Work out how many lines include "senaste" and answer with that number only.

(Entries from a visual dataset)
•••

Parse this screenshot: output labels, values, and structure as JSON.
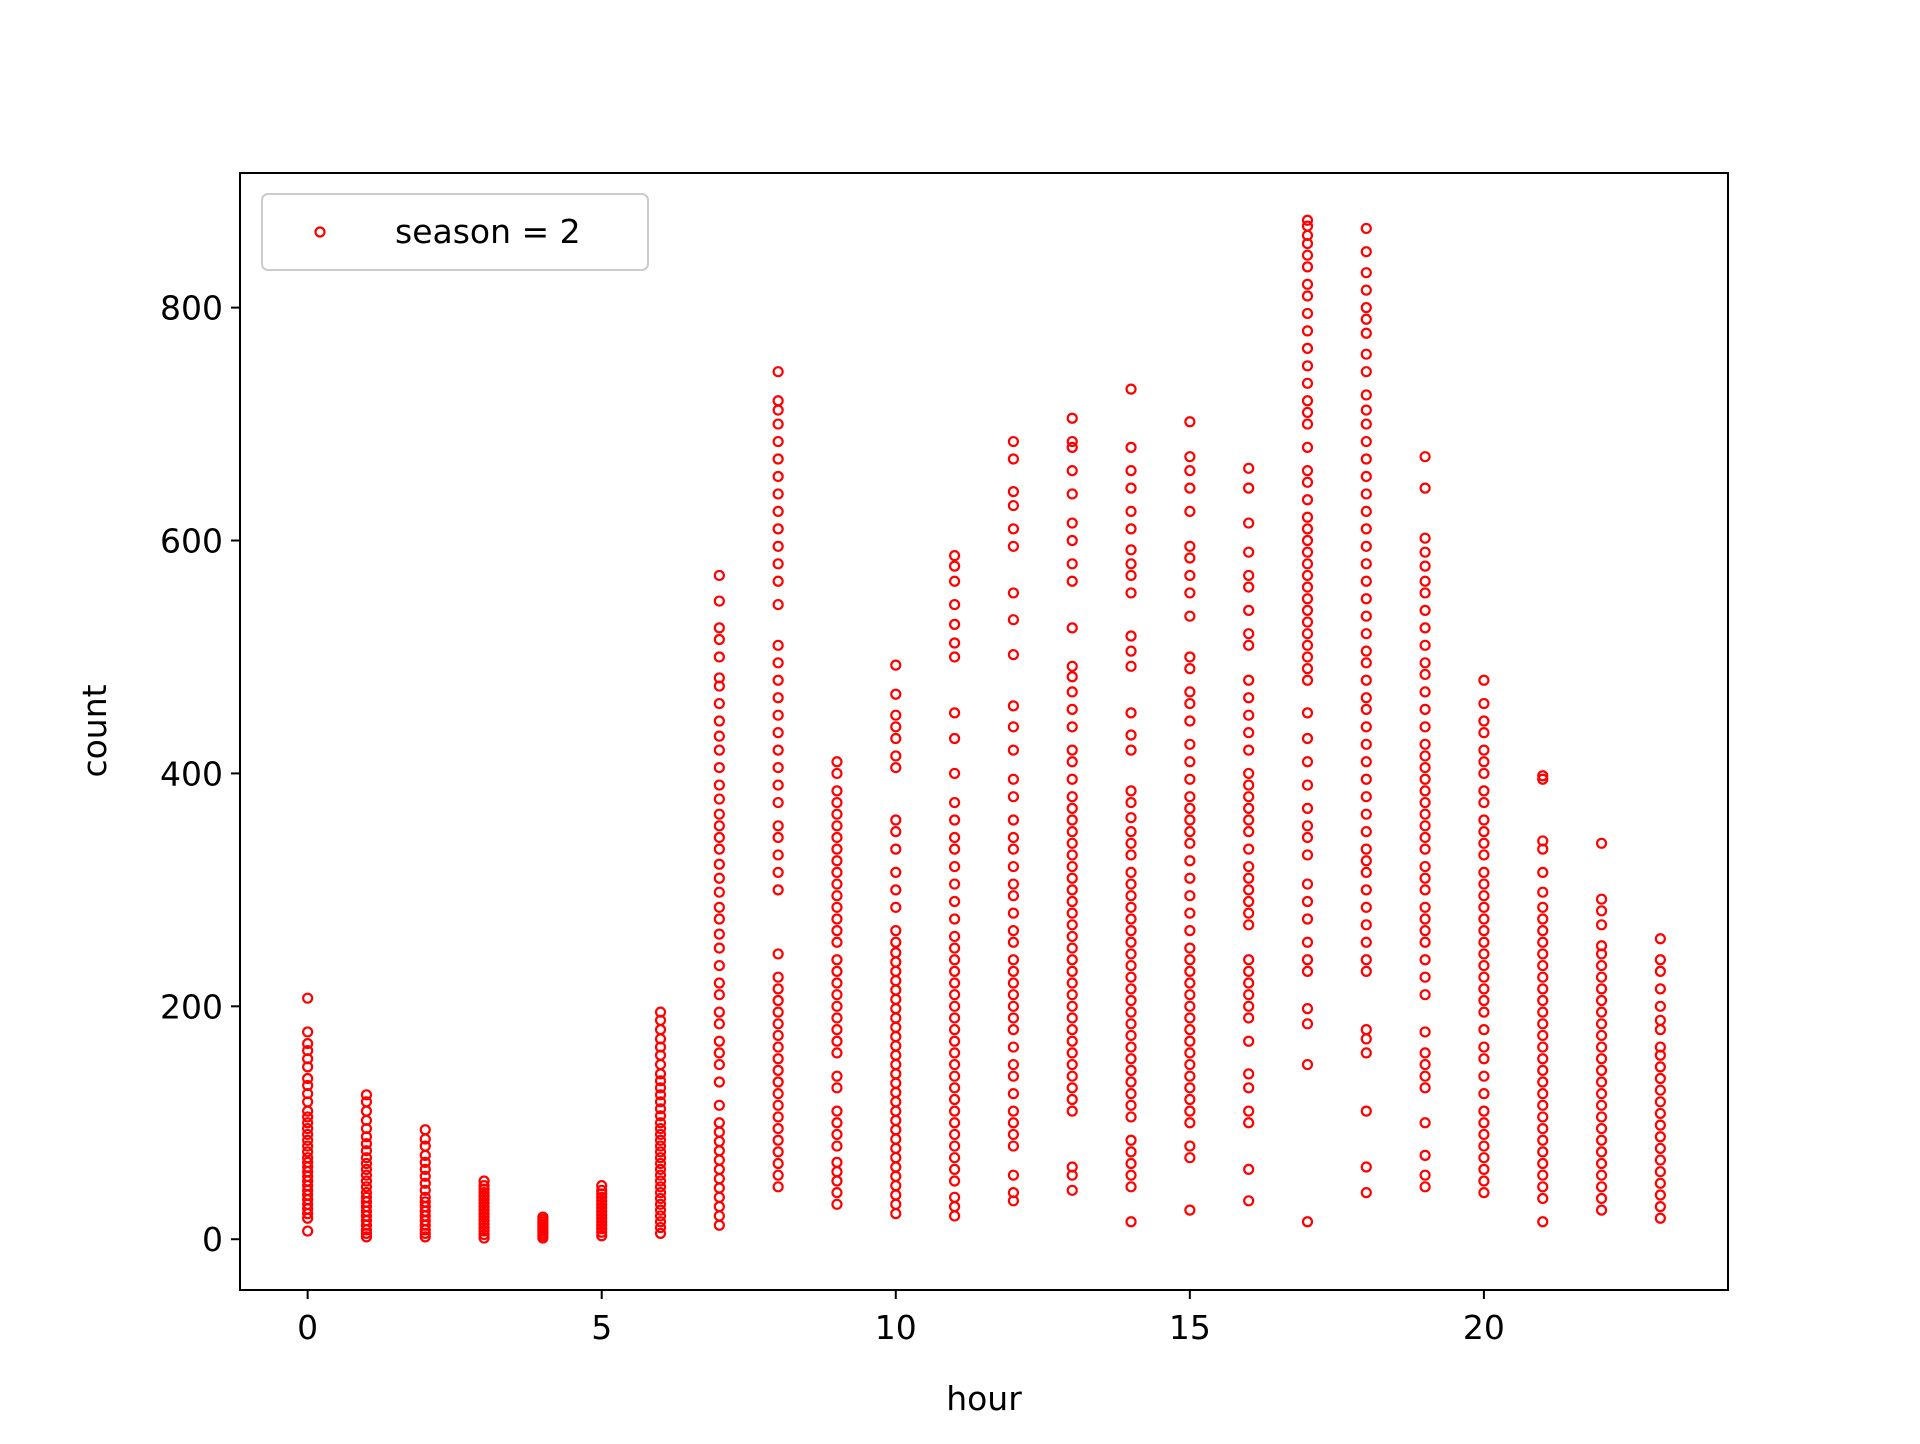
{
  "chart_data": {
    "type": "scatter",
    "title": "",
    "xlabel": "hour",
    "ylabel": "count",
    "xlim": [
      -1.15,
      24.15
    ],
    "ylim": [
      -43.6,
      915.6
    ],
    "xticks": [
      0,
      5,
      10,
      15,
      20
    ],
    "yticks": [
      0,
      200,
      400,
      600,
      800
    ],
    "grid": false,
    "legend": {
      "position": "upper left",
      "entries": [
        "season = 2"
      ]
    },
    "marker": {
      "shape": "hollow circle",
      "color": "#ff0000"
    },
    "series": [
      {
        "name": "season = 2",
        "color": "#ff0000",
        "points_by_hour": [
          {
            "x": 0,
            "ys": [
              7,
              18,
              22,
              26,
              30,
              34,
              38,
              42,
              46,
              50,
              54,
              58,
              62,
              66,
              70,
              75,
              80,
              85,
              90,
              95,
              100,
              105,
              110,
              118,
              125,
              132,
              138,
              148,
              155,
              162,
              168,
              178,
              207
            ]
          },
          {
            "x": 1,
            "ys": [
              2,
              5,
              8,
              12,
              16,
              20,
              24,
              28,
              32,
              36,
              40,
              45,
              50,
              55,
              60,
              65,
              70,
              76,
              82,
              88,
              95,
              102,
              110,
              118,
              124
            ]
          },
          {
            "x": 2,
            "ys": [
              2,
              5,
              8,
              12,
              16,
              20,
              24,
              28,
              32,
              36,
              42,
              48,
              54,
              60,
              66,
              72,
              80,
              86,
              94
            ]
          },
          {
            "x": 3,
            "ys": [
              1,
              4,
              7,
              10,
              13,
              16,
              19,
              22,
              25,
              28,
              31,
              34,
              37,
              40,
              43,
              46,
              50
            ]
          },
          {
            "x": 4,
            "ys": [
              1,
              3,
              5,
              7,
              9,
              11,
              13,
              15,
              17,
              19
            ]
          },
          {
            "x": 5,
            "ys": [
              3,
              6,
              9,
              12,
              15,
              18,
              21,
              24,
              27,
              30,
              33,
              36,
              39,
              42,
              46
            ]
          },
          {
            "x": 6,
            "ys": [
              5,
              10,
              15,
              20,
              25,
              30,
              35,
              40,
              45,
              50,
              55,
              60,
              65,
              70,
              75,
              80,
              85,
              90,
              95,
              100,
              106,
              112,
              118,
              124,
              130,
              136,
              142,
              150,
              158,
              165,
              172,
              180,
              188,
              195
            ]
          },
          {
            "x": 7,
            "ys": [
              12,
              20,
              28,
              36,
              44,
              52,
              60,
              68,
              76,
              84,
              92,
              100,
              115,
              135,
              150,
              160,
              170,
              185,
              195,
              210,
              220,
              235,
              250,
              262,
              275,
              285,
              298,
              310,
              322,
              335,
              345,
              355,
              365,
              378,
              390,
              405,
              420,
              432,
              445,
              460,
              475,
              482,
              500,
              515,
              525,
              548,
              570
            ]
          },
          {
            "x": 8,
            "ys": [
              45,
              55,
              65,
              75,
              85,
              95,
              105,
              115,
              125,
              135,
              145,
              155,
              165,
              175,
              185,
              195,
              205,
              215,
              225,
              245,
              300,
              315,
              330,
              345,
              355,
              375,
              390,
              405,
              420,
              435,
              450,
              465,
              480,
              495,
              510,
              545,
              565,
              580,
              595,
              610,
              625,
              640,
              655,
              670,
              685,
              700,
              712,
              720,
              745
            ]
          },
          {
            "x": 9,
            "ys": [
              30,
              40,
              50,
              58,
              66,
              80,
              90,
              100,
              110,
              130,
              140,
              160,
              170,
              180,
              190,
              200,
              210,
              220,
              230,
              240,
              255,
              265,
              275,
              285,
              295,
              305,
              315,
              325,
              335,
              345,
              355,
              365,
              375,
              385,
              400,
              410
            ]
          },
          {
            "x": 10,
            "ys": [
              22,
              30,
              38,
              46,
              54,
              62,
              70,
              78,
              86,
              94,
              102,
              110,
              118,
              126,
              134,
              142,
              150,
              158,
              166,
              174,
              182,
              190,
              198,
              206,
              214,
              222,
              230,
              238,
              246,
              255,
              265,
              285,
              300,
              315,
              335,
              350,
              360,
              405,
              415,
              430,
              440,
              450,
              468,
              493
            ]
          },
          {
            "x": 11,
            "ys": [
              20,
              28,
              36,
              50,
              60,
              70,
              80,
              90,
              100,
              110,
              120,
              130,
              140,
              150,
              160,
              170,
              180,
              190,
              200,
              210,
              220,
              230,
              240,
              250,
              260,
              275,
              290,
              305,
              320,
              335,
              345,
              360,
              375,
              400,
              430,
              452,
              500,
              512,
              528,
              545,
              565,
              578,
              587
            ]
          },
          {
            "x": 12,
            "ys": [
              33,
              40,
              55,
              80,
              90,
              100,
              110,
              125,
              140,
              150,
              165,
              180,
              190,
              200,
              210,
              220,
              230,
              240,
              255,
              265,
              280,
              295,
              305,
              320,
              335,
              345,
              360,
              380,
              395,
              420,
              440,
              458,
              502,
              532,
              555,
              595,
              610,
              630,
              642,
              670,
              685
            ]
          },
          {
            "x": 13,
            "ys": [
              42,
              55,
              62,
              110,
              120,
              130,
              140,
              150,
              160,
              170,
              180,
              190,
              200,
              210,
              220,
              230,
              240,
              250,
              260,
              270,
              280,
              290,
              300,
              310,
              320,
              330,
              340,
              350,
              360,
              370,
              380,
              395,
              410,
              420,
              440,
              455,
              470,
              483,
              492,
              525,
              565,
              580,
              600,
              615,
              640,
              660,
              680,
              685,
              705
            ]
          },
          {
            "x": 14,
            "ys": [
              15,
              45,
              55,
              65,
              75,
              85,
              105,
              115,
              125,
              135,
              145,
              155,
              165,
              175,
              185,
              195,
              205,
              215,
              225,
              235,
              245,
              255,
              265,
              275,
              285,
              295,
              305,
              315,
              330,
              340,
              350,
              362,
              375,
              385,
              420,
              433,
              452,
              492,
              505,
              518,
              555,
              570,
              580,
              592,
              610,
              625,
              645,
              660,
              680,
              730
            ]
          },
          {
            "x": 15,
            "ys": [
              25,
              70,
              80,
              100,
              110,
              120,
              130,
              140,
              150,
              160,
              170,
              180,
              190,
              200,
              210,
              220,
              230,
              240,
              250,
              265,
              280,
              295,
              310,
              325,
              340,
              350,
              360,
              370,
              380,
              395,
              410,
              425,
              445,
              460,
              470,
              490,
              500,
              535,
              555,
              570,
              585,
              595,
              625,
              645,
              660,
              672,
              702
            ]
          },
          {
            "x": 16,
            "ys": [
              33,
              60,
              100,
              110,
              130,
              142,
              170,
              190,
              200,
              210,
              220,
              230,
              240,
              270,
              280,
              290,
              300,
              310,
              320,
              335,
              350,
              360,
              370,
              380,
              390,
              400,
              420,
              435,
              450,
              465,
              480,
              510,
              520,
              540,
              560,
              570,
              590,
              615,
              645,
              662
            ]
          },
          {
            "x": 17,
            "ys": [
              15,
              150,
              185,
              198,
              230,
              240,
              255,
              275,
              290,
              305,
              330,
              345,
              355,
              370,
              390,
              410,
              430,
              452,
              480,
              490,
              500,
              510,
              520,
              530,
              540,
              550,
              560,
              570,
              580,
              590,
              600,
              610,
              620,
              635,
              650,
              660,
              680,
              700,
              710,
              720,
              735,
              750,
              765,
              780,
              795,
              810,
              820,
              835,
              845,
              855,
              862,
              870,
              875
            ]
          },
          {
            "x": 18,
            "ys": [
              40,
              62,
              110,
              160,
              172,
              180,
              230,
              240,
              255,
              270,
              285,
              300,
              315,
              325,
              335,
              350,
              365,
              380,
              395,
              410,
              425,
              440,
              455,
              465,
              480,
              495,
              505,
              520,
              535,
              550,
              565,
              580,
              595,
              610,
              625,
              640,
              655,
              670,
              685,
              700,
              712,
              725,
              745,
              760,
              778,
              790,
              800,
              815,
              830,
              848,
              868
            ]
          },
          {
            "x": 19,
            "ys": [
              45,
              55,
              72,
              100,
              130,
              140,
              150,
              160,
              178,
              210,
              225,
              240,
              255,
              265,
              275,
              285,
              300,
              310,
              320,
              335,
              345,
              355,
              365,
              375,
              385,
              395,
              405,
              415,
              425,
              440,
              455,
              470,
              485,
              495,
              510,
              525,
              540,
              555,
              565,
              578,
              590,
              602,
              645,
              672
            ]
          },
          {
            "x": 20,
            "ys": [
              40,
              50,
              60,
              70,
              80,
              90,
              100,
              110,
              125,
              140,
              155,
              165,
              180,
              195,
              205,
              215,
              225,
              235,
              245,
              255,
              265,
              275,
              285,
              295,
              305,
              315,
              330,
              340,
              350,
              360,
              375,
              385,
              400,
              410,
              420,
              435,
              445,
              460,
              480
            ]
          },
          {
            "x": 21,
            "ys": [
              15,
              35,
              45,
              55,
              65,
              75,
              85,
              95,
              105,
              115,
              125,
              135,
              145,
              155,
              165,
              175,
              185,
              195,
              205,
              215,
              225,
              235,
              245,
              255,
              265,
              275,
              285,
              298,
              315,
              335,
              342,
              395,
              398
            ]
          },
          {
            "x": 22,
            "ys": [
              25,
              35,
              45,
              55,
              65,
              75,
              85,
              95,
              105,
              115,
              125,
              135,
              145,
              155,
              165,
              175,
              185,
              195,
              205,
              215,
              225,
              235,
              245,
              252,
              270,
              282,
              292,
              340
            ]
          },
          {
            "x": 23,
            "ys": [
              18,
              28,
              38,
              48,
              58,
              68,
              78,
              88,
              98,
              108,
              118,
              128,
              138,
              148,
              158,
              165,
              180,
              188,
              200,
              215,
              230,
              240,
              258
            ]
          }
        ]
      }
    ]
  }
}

•••

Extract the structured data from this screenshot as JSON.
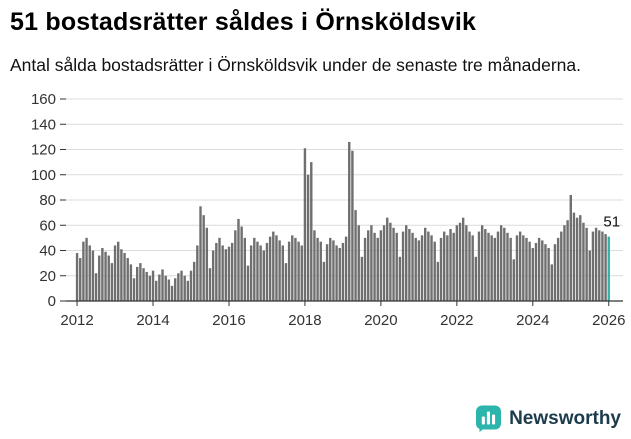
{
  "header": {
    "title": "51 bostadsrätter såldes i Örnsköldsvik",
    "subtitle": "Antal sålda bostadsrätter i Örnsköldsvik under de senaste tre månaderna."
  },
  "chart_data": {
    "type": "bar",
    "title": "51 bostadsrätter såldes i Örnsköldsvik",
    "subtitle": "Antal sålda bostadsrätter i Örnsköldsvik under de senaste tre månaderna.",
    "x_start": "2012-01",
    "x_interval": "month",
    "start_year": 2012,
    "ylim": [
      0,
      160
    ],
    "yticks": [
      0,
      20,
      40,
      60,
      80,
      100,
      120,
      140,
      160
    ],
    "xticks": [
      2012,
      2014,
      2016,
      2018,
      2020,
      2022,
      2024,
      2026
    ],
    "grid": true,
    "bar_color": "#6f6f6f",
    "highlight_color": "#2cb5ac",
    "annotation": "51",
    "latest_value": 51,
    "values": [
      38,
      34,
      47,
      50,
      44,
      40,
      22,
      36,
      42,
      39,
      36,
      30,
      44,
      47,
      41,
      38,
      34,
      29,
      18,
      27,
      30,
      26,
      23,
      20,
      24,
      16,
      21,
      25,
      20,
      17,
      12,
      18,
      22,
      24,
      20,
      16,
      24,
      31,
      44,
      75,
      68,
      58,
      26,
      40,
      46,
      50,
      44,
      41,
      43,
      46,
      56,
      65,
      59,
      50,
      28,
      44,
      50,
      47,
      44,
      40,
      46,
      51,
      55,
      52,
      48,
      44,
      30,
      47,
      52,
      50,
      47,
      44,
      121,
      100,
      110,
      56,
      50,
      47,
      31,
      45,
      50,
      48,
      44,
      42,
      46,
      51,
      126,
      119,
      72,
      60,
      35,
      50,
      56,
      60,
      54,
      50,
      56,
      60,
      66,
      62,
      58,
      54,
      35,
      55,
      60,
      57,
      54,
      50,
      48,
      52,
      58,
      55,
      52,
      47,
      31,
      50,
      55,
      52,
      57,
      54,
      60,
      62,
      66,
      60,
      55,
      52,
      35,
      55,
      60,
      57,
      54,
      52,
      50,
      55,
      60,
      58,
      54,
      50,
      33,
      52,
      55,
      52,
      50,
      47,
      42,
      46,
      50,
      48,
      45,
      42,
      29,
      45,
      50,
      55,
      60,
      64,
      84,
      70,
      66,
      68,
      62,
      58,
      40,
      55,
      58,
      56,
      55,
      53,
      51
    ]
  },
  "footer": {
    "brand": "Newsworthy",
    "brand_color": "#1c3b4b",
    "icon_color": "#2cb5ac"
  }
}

•••

Problem solution: 2